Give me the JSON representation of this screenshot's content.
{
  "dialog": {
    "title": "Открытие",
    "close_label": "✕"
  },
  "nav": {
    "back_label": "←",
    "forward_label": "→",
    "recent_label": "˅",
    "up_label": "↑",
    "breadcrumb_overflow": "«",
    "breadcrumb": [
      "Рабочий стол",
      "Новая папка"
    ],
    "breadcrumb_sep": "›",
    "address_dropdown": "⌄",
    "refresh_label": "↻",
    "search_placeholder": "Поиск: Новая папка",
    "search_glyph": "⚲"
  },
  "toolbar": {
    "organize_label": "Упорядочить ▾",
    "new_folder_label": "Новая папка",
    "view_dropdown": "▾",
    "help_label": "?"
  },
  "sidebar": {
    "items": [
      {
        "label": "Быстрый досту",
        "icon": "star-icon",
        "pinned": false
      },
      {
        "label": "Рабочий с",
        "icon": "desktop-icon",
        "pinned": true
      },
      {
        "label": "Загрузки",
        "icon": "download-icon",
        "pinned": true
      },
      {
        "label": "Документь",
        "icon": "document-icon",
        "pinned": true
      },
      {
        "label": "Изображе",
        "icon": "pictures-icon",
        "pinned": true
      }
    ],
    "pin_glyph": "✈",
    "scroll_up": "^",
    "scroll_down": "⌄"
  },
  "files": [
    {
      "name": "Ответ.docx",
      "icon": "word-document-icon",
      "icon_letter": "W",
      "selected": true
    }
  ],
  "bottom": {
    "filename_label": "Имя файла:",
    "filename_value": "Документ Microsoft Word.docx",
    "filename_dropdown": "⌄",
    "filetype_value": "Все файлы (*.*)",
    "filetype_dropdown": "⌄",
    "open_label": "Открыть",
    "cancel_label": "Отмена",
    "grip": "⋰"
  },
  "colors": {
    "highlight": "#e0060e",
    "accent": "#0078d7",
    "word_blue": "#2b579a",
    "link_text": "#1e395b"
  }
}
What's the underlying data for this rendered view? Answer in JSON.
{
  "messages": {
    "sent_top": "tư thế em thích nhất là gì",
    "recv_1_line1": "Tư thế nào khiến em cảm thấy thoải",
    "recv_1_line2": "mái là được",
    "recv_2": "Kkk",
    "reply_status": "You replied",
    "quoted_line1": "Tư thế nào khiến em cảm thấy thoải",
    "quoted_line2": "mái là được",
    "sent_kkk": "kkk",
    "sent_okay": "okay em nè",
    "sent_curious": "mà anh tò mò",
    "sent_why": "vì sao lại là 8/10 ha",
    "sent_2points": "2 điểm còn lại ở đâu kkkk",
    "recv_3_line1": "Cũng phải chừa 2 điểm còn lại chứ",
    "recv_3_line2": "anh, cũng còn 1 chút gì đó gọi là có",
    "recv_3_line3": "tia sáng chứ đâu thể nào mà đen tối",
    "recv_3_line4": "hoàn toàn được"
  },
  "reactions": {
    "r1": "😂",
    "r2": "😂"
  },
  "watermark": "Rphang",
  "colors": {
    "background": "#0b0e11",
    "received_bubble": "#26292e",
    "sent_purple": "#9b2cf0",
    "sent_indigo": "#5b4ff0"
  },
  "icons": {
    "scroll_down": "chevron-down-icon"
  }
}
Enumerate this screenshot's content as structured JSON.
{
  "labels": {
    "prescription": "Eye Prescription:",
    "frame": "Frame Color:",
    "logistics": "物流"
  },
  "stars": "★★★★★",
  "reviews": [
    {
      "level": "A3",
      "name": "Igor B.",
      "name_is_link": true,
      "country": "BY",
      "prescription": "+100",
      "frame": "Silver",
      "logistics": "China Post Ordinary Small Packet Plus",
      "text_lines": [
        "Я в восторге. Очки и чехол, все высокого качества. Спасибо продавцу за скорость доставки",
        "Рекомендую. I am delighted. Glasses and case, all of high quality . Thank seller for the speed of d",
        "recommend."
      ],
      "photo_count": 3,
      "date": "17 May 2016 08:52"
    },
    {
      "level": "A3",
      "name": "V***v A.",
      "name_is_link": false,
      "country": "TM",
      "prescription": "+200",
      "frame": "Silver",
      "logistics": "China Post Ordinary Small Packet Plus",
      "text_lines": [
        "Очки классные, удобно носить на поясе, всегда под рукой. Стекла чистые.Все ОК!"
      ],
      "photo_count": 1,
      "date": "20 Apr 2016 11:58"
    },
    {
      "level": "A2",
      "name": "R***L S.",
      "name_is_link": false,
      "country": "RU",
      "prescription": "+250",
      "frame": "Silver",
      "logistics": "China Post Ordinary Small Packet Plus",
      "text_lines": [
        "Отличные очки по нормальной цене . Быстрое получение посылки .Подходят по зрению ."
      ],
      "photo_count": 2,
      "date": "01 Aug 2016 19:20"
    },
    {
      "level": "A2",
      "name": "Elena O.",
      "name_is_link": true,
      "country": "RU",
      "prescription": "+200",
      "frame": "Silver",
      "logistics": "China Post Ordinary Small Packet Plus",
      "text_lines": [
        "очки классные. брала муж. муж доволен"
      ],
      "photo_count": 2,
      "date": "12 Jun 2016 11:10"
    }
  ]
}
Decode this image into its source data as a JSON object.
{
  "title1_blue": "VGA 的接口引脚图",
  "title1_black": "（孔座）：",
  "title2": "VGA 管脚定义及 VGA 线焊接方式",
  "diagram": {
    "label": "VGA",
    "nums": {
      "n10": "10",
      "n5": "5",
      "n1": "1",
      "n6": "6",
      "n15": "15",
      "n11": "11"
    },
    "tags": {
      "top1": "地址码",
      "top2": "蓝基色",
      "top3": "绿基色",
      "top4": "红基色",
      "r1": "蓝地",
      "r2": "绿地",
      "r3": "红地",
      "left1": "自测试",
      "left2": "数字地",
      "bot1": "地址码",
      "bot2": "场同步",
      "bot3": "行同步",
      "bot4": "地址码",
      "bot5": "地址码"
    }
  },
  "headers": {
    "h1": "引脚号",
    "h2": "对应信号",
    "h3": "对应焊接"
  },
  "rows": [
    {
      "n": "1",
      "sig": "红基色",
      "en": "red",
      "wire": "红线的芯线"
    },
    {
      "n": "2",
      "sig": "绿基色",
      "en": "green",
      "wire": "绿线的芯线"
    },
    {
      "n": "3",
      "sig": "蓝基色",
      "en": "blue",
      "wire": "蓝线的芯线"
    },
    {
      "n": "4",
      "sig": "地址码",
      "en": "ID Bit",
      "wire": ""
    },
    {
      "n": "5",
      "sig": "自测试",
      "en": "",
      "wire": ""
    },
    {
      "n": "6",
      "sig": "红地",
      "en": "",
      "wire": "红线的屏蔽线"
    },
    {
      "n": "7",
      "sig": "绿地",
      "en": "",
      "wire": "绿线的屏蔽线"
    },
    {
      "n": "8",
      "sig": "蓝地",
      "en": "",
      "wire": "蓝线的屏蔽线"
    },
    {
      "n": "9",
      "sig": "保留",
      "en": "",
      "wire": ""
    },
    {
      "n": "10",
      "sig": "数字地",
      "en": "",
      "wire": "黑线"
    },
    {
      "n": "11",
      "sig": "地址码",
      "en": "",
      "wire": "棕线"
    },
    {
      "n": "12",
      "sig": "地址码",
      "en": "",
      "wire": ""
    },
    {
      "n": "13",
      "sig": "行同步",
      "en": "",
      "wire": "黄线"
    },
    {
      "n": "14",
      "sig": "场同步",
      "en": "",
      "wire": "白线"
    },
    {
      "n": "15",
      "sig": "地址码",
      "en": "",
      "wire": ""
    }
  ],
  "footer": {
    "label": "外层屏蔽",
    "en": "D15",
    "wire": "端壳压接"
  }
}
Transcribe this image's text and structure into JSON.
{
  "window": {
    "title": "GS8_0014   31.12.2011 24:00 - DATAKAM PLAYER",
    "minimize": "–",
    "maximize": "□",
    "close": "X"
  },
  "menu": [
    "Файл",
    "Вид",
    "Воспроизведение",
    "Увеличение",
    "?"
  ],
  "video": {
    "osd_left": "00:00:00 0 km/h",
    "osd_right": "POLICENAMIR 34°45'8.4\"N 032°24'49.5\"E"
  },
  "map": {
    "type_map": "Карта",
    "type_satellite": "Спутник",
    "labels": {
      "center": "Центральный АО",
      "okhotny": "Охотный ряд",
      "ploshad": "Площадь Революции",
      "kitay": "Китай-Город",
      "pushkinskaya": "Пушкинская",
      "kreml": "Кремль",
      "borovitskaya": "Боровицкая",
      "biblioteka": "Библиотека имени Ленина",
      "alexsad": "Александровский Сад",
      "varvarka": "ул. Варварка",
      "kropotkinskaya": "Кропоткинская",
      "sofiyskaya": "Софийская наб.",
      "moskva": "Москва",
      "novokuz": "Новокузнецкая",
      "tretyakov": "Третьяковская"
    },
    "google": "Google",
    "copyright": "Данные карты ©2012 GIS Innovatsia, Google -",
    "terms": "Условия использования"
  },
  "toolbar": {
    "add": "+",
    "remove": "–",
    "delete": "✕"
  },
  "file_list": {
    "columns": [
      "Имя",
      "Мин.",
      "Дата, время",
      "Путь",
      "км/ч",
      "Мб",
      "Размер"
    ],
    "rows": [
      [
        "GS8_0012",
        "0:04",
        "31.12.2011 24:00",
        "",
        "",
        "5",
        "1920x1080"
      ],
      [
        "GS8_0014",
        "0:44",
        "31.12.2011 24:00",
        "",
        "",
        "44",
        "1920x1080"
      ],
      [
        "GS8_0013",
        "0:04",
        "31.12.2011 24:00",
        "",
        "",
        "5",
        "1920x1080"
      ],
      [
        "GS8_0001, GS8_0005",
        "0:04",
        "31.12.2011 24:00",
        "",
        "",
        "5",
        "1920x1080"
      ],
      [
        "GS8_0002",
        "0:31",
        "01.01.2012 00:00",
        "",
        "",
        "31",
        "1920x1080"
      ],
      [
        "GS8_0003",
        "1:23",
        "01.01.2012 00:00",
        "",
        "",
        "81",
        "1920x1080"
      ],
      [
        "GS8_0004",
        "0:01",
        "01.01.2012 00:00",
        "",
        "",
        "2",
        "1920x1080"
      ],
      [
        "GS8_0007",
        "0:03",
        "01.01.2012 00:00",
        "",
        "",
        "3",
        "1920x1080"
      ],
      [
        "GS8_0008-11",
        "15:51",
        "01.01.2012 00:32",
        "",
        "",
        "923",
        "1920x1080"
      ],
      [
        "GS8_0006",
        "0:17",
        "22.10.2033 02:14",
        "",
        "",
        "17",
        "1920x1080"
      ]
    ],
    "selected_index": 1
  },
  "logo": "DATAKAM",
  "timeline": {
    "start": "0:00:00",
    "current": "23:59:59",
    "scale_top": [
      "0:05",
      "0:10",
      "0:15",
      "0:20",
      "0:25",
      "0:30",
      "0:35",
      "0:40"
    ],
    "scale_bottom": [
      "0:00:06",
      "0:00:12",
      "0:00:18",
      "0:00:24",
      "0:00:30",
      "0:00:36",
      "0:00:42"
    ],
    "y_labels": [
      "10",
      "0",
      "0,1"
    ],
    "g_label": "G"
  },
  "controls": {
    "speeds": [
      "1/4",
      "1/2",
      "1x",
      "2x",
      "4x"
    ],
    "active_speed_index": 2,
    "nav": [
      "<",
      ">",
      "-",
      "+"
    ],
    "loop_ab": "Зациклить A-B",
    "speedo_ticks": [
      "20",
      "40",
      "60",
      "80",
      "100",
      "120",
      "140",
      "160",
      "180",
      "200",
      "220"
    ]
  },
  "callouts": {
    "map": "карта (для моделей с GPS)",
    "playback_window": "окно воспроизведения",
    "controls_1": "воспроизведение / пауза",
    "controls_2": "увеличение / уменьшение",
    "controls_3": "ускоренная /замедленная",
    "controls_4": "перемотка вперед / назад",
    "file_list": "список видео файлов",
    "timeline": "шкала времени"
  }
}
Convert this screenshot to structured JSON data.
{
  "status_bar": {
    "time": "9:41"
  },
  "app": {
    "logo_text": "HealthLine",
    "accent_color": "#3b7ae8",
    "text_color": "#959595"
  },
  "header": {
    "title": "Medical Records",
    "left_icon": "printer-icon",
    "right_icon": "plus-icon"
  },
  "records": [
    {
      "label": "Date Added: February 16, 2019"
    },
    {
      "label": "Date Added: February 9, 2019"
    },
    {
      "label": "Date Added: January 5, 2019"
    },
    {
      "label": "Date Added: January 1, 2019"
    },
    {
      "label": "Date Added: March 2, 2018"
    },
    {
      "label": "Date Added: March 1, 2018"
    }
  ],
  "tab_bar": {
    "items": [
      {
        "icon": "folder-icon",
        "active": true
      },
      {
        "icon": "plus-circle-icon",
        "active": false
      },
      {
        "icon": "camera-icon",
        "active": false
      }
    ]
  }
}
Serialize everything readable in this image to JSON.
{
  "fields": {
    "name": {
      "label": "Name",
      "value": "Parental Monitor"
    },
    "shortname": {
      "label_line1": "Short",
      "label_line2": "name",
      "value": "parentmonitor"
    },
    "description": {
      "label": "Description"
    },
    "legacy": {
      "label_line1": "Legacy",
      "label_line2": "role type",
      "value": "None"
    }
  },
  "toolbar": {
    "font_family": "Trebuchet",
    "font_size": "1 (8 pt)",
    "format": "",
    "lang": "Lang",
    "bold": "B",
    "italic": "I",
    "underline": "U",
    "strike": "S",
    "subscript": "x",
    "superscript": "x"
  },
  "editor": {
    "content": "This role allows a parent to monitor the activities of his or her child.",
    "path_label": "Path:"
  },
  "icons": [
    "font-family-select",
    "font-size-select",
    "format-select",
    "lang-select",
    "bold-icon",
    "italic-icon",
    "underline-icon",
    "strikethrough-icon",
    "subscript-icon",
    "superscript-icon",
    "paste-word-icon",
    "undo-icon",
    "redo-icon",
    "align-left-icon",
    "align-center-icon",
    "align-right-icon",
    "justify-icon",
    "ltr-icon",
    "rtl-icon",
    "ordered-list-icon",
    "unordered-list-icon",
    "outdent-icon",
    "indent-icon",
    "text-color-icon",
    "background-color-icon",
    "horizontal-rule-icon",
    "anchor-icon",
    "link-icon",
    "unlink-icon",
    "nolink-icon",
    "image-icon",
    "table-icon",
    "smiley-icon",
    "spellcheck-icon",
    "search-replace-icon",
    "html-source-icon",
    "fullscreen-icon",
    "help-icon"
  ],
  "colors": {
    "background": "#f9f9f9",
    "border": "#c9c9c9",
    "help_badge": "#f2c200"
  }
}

━━━━

=== Stated goal ===
Copy the lines from the entries above in which the word "được" appears.

=== Task result ===
    "recv_1_line2": "mái là được",
    "quoted_line2": "mái là được",
    "recv_3_line4": "hoàn toàn được"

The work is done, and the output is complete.